Print out each record below, unaltered and complete, without its images.

== Supplied material

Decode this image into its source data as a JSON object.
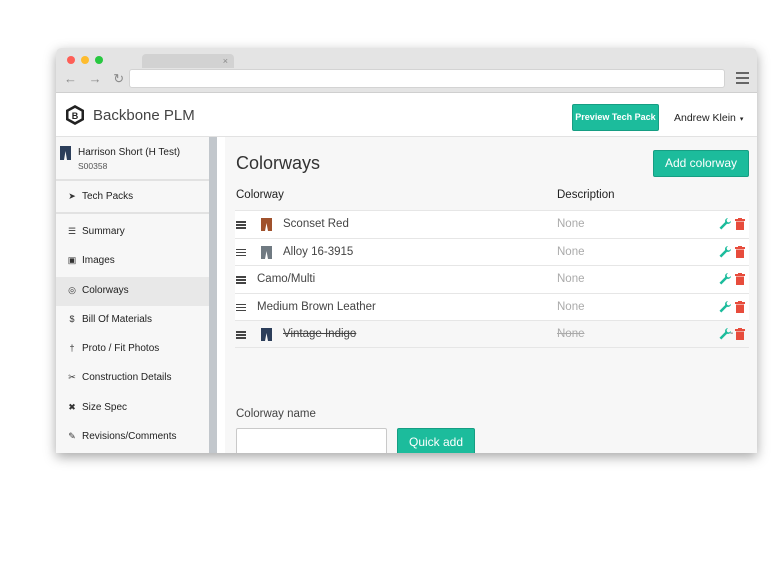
{
  "browser": {
    "tab_close": "×",
    "nav_arrows": "← → ↻"
  },
  "header": {
    "brand": "Backbone PLM",
    "preview_button": "Preview Tech Pack",
    "user_name": "Andrew Klein",
    "user_caret": "▾"
  },
  "sidebar": {
    "product_name": "Harrison Short (H Test)",
    "product_code": "S00358",
    "tech_packs_label": "Tech Packs",
    "items": [
      {
        "label": "Summary",
        "icon": "☰"
      },
      {
        "label": "Images",
        "icon": "▣"
      },
      {
        "label": "Colorways",
        "icon": "◎"
      },
      {
        "label": "Bill Of Materials",
        "icon": "$"
      },
      {
        "label": "Proto / Fit Photos",
        "icon": "†"
      },
      {
        "label": "Construction Details",
        "icon": "✂"
      },
      {
        "label": "Size Spec",
        "icon": "✖"
      },
      {
        "label": "Revisions/Comments",
        "icon": "✎"
      }
    ],
    "active_item": "Colorways"
  },
  "main": {
    "title": "Colorways",
    "add_button": "Add colorway",
    "col_colorway": "Colorway",
    "col_description": "Description",
    "rows": [
      {
        "name": "Sconset Red",
        "description": "None",
        "swatch": "#a0522d"
      },
      {
        "name": "Alloy 16-3915",
        "description": "None",
        "swatch": "#707a82"
      },
      {
        "name": "Camo/Multi",
        "description": "None"
      },
      {
        "name": "Medium Brown Leather",
        "description": "None"
      },
      {
        "name": "Vintage Indigo",
        "description": "None",
        "swatch": "#2c3e5a"
      }
    ],
    "form_label": "Colorway name",
    "input_value": "",
    "quick_add_button": "Quick add",
    "last_row_dash": "-"
  },
  "colors": {
    "accent": "#1cbc9c",
    "edit_icon": "#1cbc9c",
    "delete_icon": "#e74c3c"
  }
}
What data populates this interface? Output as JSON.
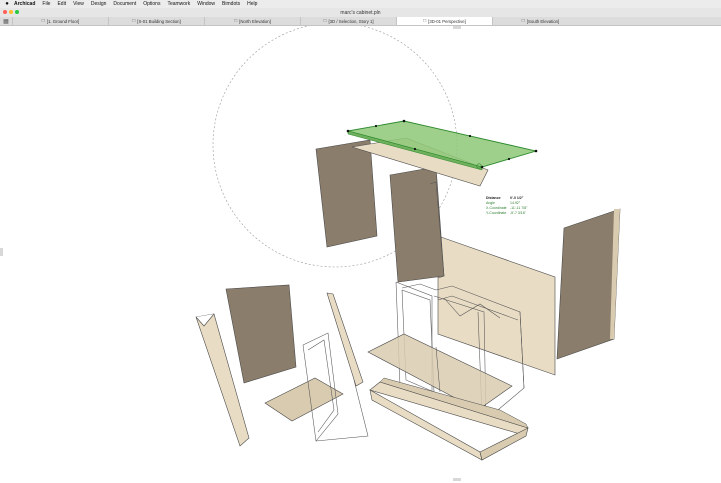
{
  "menubar": {
    "apple": "",
    "items": [
      "Archicad",
      "File",
      "Edit",
      "View",
      "Design",
      "Document",
      "Options",
      "Teamwork",
      "Window",
      "Bimdots",
      "Help"
    ]
  },
  "window": {
    "title": "marc's cabinet.pln"
  },
  "tabs": [
    {
      "label": "[1. Ground Floor]",
      "icon": "floor-plan-icon"
    },
    {
      "label": "[S-01 Building Section]",
      "icon": "section-icon"
    },
    {
      "label": "[North Elevation]",
      "icon": "elevation-icon"
    },
    {
      "label": "[3D / Selection, Story 1]",
      "icon": "3d-selection-icon"
    },
    {
      "label": "[3D-01 Perspective]",
      "icon": "3d-perspective-icon",
      "active": true
    },
    {
      "label": "[South Elevation]",
      "icon": "elevation-icon"
    }
  ],
  "tracker": [
    {
      "label": "Distance",
      "value": "0'-0 1/2\""
    },
    {
      "label": "Angle",
      "value": "14.92°"
    },
    {
      "label": "X-Coordinate",
      "value": "-11'-11 7/8\""
    },
    {
      "label": "Y-Coordinate",
      "value": "-5'-7 3/16\""
    }
  ],
  "colors": {
    "panel": "#e9dcc4",
    "panel_dark": "#8a7d6b",
    "selected": "#8dc878",
    "selected_stroke": "#2d8a2d",
    "edge": "#4a4a4a"
  }
}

====

Task response =
Decode this image into its source data as a JSON object.
{
  "browser": {
    "tab_close": "×",
    "nav_arrows": "← → ↻"
  },
  "header": {
    "brand": "Backbone PLM",
    "preview_button": "Preview Tech Pack",
    "user_name": "Andrew Klein",
    "user_caret": "▾"
  },
  "sidebar": {
    "product_name": "Harrison Short (H Test)",
    "product_code": "S00358",
    "tech_packs_label": "Tech Packs",
    "items": [
      {
        "label": "Summary",
        "icon": "☰"
      },
      {
        "label": "Images",
        "icon": "▣"
      },
      {
        "label": "Colorways",
        "icon": "◎"
      },
      {
        "label": "Bill Of Materials",
        "icon": "$"
      },
      {
        "label": "Proto / Fit Photos",
        "icon": "†"
      },
      {
        "label": "Construction Details",
        "icon": "✂"
      },
      {
        "label": "Size Spec",
        "icon": "✖"
      },
      {
        "label": "Revisions/Comments",
        "icon": "✎"
      }
    ],
    "active_item": "Colorways"
  },
  "main": {
    "title": "Colorways",
    "add_button": "Add colorway",
    "col_colorway": "Colorway",
    "col_description": "Description",
    "rows": [
      {
        "name": "Sconset Red",
        "description": "None",
        "swatch": "#a0522d"
      },
      {
        "name": "Alloy 16-3915",
        "description": "None",
        "swatch": "#707a82"
      },
      {
        "name": "Camo/Multi",
        "description": "None"
      },
      {
        "name": "Medium Brown Leather",
        "description": "None"
      },
      {
        "name": "Vintage Indigo",
        "description": "None",
        "swatch": "#2c3e5a"
      }
    ],
    "form_label": "Colorway name",
    "input_value": "",
    "quick_add_button": "Quick add",
    "last_row_dash": "-"
  },
  "colors": {
    "accent": "#1cbc9c",
    "edit_icon": "#1cbc9c",
    "delete_icon": "#e74c3c"
  }
}
What data populates this interface? Output as JSON.
{
  "menubar": {
    "apple": "",
    "items": [
      "Archicad",
      "File",
      "Edit",
      "View",
      "Design",
      "Document",
      "Options",
      "Teamwork",
      "Window",
      "Bimdots",
      "Help"
    ]
  },
  "window": {
    "title": "marc's cabinet.pln"
  },
  "tabs": [
    {
      "label": "[1. Ground Floor]",
      "icon": "floor-plan-icon"
    },
    {
      "label": "[S-01 Building Section]",
      "icon": "section-icon"
    },
    {
      "label": "[North Elevation]",
      "icon": "elevation-icon"
    },
    {
      "label": "[3D / Selection, Story 1]",
      "icon": "3d-selection-icon"
    },
    {
      "label": "[3D-01 Perspective]",
      "icon": "3d-perspective-icon",
      "active": true
    },
    {
      "label": "[South Elevation]",
      "icon": "elevation-icon"
    }
  ],
  "tracker": [
    {
      "label": "Distance",
      "value": "0'-0 1/2\""
    },
    {
      "label": "Angle",
      "value": "14.92°"
    },
    {
      "label": "X-Coordinate",
      "value": "-11'-11 7/8\""
    },
    {
      "label": "Y-Coordinate",
      "value": "-5'-7 3/16\""
    }
  ],
  "colors": {
    "panel": "#e9dcc4",
    "panel_dark": "#8a7d6b",
    "selected": "#8dc878",
    "selected_stroke": "#2d8a2d",
    "edge": "#4a4a4a"
  }
}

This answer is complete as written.